Material provided —
____________

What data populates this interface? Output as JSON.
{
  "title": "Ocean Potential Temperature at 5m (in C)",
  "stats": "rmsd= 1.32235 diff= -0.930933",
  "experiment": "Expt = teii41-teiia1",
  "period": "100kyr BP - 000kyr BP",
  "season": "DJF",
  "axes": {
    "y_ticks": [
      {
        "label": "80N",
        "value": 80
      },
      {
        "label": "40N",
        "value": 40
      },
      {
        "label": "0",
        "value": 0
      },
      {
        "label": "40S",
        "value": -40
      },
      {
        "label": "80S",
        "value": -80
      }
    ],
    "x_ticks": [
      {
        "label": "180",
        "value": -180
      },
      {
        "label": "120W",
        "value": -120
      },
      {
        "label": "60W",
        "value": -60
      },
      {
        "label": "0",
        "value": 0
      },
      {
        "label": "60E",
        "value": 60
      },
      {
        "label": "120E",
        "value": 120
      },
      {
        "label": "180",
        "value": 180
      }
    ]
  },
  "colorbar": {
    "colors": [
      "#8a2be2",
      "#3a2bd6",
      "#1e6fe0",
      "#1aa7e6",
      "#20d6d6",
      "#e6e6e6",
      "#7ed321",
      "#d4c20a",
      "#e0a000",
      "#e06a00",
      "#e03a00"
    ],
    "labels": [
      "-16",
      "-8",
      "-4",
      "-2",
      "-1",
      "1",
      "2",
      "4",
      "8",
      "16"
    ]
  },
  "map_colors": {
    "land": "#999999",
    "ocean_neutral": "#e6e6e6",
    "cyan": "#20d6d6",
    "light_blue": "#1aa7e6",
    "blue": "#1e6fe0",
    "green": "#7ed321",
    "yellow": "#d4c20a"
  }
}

____________

Description of the task — Each line in the material above must be retyped without alteration.

Result of this task —
What data populates this interface? Output as JSON.
{
  "title": "Ocean Potential Temperature at 5m (in C)",
  "stats": "rmsd= 1.32235 diff= -0.930933",
  "experiment": "Expt = teii41-teiia1",
  "period": "100kyr BP - 000kyr BP",
  "season": "DJF",
  "axes": {
    "y_ticks": [
      {
        "label": "80N",
        "value": 80
      },
      {
        "label": "40N",
        "value": 40
      },
      {
        "label": "0",
        "value": 0
      },
      {
        "label": "40S",
        "value": -40
      },
      {
        "label": "80S",
        "value": -80
      }
    ],
    "x_ticks": [
      {
        "label": "180",
        "value": -180
      },
      {
        "label": "120W",
        "value": -120
      },
      {
        "label": "60W",
        "value": -60
      },
      {
        "label": "0",
        "value": 0
      },
      {
        "label": "60E",
        "value": 60
      },
      {
        "label": "120E",
        "value": 120
      },
      {
        "label": "180",
        "value": 180
      }
    ]
  },
  "colorbar": {
    "colors": [
      "#8a2be2",
      "#3a2bd6",
      "#1e6fe0",
      "#1aa7e6",
      "#20d6d6",
      "#e6e6e6",
      "#7ed321",
      "#d4c20a",
      "#e0a000",
      "#e06a00",
      "#e03a00"
    ],
    "labels": [
      "-16",
      "-8",
      "-4",
      "-2",
      "-1",
      "1",
      "2",
      "4",
      "8",
      "16"
    ]
  },
  "map_colors": {
    "land": "#999999",
    "ocean_neutral": "#e6e6e6",
    "cyan": "#20d6d6",
    "light_blue": "#1aa7e6",
    "blue": "#1e6fe0",
    "green": "#7ed321",
    "yellow": "#d4c20a"
  }
}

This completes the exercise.